**The records:**
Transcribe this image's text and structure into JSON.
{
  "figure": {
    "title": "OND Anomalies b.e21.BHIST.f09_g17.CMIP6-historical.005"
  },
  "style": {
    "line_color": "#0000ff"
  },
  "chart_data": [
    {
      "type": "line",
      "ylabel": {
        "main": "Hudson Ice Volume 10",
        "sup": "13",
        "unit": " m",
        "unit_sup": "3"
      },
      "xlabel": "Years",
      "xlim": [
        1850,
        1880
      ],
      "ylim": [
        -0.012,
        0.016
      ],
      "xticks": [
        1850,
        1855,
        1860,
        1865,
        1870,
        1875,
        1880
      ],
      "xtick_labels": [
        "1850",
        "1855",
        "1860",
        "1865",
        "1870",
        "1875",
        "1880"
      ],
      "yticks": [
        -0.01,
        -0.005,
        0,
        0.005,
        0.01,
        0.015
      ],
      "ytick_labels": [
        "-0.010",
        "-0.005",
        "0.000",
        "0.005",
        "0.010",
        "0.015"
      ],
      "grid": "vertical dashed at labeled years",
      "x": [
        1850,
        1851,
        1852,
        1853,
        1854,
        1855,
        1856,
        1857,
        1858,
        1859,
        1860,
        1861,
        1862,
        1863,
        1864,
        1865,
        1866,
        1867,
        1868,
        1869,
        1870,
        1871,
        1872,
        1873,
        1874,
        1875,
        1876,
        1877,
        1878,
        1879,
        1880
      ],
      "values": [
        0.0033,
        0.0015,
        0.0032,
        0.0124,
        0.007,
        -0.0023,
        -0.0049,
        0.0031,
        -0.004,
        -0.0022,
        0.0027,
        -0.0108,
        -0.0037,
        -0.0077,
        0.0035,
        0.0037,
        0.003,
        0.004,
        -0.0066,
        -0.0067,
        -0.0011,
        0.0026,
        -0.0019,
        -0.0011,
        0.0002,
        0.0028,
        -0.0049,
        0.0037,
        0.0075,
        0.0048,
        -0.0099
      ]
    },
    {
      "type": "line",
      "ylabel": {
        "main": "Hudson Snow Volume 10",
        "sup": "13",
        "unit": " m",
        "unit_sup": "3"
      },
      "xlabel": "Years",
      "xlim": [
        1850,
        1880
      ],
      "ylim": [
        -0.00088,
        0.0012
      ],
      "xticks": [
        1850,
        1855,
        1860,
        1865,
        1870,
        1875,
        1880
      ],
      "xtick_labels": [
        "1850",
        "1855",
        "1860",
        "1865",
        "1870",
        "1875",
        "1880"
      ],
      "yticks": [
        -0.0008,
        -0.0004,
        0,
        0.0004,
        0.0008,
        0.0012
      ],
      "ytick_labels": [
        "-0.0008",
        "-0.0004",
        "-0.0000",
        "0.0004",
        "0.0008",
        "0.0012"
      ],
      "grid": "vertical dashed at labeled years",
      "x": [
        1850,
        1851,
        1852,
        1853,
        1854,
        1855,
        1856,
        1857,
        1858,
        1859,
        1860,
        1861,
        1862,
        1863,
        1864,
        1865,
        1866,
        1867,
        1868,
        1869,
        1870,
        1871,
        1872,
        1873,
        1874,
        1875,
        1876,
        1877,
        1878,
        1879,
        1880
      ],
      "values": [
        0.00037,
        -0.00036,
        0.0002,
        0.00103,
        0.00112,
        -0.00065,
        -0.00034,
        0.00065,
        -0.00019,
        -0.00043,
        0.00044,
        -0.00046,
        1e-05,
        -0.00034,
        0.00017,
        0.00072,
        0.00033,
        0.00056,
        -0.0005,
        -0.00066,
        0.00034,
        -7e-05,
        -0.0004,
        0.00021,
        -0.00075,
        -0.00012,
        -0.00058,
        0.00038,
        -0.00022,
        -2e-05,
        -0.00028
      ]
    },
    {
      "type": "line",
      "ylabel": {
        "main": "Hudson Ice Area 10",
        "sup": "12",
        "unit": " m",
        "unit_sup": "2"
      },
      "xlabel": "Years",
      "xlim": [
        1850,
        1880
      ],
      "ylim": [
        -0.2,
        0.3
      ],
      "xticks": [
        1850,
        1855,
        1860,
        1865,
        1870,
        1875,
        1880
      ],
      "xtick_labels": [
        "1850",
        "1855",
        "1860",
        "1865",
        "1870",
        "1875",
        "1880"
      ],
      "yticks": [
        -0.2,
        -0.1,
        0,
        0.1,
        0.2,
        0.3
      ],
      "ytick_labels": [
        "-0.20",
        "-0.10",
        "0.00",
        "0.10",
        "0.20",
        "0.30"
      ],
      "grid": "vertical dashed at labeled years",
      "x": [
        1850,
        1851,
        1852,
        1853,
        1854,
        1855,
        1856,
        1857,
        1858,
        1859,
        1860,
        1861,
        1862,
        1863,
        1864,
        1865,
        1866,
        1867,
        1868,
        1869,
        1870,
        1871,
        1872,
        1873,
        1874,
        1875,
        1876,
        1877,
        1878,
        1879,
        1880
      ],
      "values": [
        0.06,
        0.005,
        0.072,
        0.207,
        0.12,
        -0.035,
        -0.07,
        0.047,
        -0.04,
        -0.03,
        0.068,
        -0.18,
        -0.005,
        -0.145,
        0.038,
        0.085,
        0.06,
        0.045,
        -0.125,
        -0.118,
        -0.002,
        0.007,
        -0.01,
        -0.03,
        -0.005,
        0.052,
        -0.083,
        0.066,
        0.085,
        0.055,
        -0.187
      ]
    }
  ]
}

**Requirements:** Make an exact copy of the data above.

**Finished task:**
Transcribe this image's text and structure into JSON.
{
  "figure": {
    "title": "OND Anomalies b.e21.BHIST.f09_g17.CMIP6-historical.005"
  },
  "style": {
    "line_color": "#0000ff"
  },
  "chart_data": [
    {
      "type": "line",
      "ylabel": {
        "main": "Hudson Ice Volume 10",
        "sup": "13",
        "unit": " m",
        "unit_sup": "3"
      },
      "xlabel": "Years",
      "xlim": [
        1850,
        1880
      ],
      "ylim": [
        -0.012,
        0.016
      ],
      "xticks": [
        1850,
        1855,
        1860,
        1865,
        1870,
        1875,
        1880
      ],
      "xtick_labels": [
        "1850",
        "1855",
        "1860",
        "1865",
        "1870",
        "1875",
        "1880"
      ],
      "yticks": [
        -0.01,
        -0.005,
        0,
        0.005,
        0.01,
        0.015
      ],
      "ytick_labels": [
        "-0.010",
        "-0.005",
        "0.000",
        "0.005",
        "0.010",
        "0.015"
      ],
      "grid": "vertical dashed at labeled years",
      "x": [
        1850,
        1851,
        1852,
        1853,
        1854,
        1855,
        1856,
        1857,
        1858,
        1859,
        1860,
        1861,
        1862,
        1863,
        1864,
        1865,
        1866,
        1867,
        1868,
        1869,
        1870,
        1871,
        1872,
        1873,
        1874,
        1875,
        1876,
        1877,
        1878,
        1879,
        1880
      ],
      "values": [
        0.0033,
        0.0015,
        0.0032,
        0.0124,
        0.007,
        -0.0023,
        -0.0049,
        0.0031,
        -0.004,
        -0.0022,
        0.0027,
        -0.0108,
        -0.0037,
        -0.0077,
        0.0035,
        0.0037,
        0.003,
        0.004,
        -0.0066,
        -0.0067,
        -0.0011,
        0.0026,
        -0.0019,
        -0.0011,
        0.0002,
        0.0028,
        -0.0049,
        0.0037,
        0.0075,
        0.0048,
        -0.0099
      ]
    },
    {
      "type": "line",
      "ylabel": {
        "main": "Hudson Snow Volume 10",
        "sup": "13",
        "unit": " m",
        "unit_sup": "3"
      },
      "xlabel": "Years",
      "xlim": [
        1850,
        1880
      ],
      "ylim": [
        -0.00088,
        0.0012
      ],
      "xticks": [
        1850,
        1855,
        1860,
        1865,
        1870,
        1875,
        1880
      ],
      "xtick_labels": [
        "1850",
        "1855",
        "1860",
        "1865",
        "1870",
        "1875",
        "1880"
      ],
      "yticks": [
        -0.0008,
        -0.0004,
        0,
        0.0004,
        0.0008,
        0.0012
      ],
      "ytick_labels": [
        "-0.0008",
        "-0.0004",
        "-0.0000",
        "0.0004",
        "0.0008",
        "0.0012"
      ],
      "grid": "vertical dashed at labeled years",
      "x": [
        1850,
        1851,
        1852,
        1853,
        1854,
        1855,
        1856,
        1857,
        1858,
        1859,
        1860,
        1861,
        1862,
        1863,
        1864,
        1865,
        1866,
        1867,
        1868,
        1869,
        1870,
        1871,
        1872,
        1873,
        1874,
        1875,
        1876,
        1877,
        1878,
        1879,
        1880
      ],
      "values": [
        0.00037,
        -0.00036,
        0.0002,
        0.00103,
        0.00112,
        -0.00065,
        -0.00034,
        0.00065,
        -0.00019,
        -0.00043,
        0.00044,
        -0.00046,
        1e-05,
        -0.00034,
        0.00017,
        0.00072,
        0.00033,
        0.00056,
        -0.0005,
        -0.00066,
        0.00034,
        -7e-05,
        -0.0004,
        0.00021,
        -0.00075,
        -0.00012,
        -0.00058,
        0.00038,
        -0.00022,
        -2e-05,
        -0.00028
      ]
    },
    {
      "type": "line",
      "ylabel": {
        "main": "Hudson Ice Area 10",
        "sup": "12",
        "unit": " m",
        "unit_sup": "2"
      },
      "xlabel": "Years",
      "xlim": [
        1850,
        1880
      ],
      "ylim": [
        -0.2,
        0.3
      ],
      "xticks": [
        1850,
        1855,
        1860,
        1865,
        1870,
        1875,
        1880
      ],
      "xtick_labels": [
        "1850",
        "1855",
        "1860",
        "1865",
        "1870",
        "1875",
        "1880"
      ],
      "yticks": [
        -0.2,
        -0.1,
        0,
        0.1,
        0.2,
        0.3
      ],
      "ytick_labels": [
        "-0.20",
        "-0.10",
        "0.00",
        "0.10",
        "0.20",
        "0.30"
      ],
      "grid": "vertical dashed at labeled years",
      "x": [
        1850,
        1851,
        1852,
        1853,
        1854,
        1855,
        1856,
        1857,
        1858,
        1859,
        1860,
        1861,
        1862,
        1863,
        1864,
        1865,
        1866,
        1867,
        1868,
        1869,
        1870,
        1871,
        1872,
        1873,
        1874,
        1875,
        1876,
        1877,
        1878,
        1879,
        1880
      ],
      "values": [
        0.06,
        0.005,
        0.072,
        0.207,
        0.12,
        -0.035,
        -0.07,
        0.047,
        -0.04,
        -0.03,
        0.068,
        -0.18,
        -0.005,
        -0.145,
        0.038,
        0.085,
        0.06,
        0.045,
        -0.125,
        -0.118,
        -0.002,
        0.007,
        -0.01,
        -0.03,
        -0.005,
        0.052,
        -0.083,
        0.066,
        0.085,
        0.055,
        -0.187
      ]
    }
  ]
}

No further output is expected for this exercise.